[Rows from a dataset]
** Start **

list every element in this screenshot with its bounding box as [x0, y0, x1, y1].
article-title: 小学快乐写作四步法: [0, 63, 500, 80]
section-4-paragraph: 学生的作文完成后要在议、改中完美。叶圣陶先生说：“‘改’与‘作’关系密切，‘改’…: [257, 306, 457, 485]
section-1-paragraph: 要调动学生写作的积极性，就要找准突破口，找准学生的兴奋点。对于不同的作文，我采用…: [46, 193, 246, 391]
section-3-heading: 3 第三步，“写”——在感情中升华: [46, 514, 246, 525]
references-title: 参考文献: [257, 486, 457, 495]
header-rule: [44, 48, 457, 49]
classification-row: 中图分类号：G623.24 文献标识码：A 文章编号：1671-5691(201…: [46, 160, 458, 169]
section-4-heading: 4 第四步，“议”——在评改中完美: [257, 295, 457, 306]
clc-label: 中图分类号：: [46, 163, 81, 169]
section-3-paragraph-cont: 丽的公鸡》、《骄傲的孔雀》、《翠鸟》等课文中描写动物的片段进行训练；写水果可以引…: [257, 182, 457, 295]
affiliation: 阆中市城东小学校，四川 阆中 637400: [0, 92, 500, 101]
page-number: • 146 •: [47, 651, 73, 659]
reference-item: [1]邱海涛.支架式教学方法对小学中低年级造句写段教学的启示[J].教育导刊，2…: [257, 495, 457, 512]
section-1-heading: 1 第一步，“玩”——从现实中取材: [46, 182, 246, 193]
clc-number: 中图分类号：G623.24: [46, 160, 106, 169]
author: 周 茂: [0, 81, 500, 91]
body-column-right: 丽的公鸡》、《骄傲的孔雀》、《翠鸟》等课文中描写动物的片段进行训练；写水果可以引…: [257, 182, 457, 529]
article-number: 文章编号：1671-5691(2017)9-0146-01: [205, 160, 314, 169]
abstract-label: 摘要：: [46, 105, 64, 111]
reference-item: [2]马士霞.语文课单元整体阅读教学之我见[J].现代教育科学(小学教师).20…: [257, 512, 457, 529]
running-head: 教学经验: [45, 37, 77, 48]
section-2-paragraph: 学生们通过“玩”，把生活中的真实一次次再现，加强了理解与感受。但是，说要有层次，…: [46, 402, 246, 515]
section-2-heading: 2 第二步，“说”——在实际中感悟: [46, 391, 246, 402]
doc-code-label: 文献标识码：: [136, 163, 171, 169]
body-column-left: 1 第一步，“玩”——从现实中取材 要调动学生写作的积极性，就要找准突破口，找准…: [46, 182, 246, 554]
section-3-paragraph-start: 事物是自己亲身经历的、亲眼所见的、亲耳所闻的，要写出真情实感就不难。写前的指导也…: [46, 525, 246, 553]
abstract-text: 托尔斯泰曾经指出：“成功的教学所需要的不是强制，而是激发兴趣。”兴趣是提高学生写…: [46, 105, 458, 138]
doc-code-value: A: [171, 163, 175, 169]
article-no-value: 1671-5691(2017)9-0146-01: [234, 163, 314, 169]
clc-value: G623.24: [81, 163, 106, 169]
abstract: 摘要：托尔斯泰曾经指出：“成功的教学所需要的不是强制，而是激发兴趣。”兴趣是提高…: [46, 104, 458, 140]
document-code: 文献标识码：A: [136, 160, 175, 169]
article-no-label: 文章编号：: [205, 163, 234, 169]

** End **

• **What you are asked to do**: Copy out every one of the lines above verbatim, changing nothing.

• **Task solution**:
list every element in this screenshot with its bounding box as [x0, y0, x1, y1].
article-title: 小学快乐写作四步法: [0, 63, 500, 80]
section-4-paragraph: 学生的作文完成后要在议、改中完美。叶圣陶先生说：“‘改’与‘作’关系密切，‘改’…: [257, 306, 457, 485]
section-1-paragraph: 要调动学生写作的积极性，就要找准突破口，找准学生的兴奋点。对于不同的作文，我采用…: [46, 193, 246, 391]
section-3-heading: 3 第三步，“写”——在感情中升华: [46, 514, 246, 525]
references-title: 参考文献: [257, 486, 457, 495]
header-rule: [44, 48, 457, 49]
classification-row: 中图分类号：G623.24 文献标识码：A 文章编号：1671-5691(201…: [46, 160, 458, 169]
section-4-heading: 4 第四步，“议”——在评改中完美: [257, 295, 457, 306]
clc-label: 中图分类号：: [46, 163, 81, 169]
section-3-paragraph-cont: 丽的公鸡》、《骄傲的孔雀》、《翠鸟》等课文中描写动物的片段进行训练；写水果可以引…: [257, 182, 457, 295]
affiliation: 阆中市城东小学校，四川 阆中 637400: [0, 92, 500, 101]
page-number: • 146 •: [47, 651, 73, 659]
reference-item: [1]邱海涛.支架式教学方法对小学中低年级造句写段教学的启示[J].教育导刊，2…: [257, 495, 457, 512]
section-1-heading: 1 第一步，“玩”——从现实中取材: [46, 182, 246, 193]
clc-number: 中图分类号：G623.24: [46, 160, 106, 169]
author: 周 茂: [0, 81, 500, 91]
body-column-right: 丽的公鸡》、《骄傲的孔雀》、《翠鸟》等课文中描写动物的片段进行训练；写水果可以引…: [257, 182, 457, 529]
article-number: 文章编号：1671-5691(2017)9-0146-01: [205, 160, 314, 169]
abstract-label: 摘要：: [46, 105, 64, 111]
reference-item: [2]马士霞.语文课单元整体阅读教学之我见[J].现代教育科学(小学教师).20…: [257, 512, 457, 529]
running-head: 教学经验: [45, 37, 77, 48]
section-2-paragraph: 学生们通过“玩”，把生活中的真实一次次再现，加强了理解与感受。但是，说要有层次，…: [46, 402, 246, 515]
section-2-heading: 2 第二步，“说”——在实际中感悟: [46, 391, 246, 402]
doc-code-label: 文献标识码：: [136, 163, 171, 169]
body-column-left: 1 第一步，“玩”——从现实中取材 要调动学生写作的积极性，就要找准突破口，找准…: [46, 182, 246, 554]
section-3-paragraph-start: 事物是自己亲身经历的、亲眼所见的、亲耳所闻的，要写出真情实感就不难。写前的指导也…: [46, 525, 246, 553]
abstract-text: 托尔斯泰曾经指出：“成功的教学所需要的不是强制，而是激发兴趣。”兴趣是提高学生写…: [46, 105, 458, 138]
doc-code-value: A: [171, 163, 175, 169]
article-no-value: 1671-5691(2017)9-0146-01: [234, 163, 314, 169]
clc-value: G623.24: [81, 163, 106, 169]
abstract: 摘要：托尔斯泰曾经指出：“成功的教学所需要的不是强制，而是激发兴趣。”兴趣是提高…: [46, 104, 458, 140]
document-code: 文献标识码：A: [136, 160, 175, 169]
article-no-label: 文章编号：: [205, 163, 234, 169]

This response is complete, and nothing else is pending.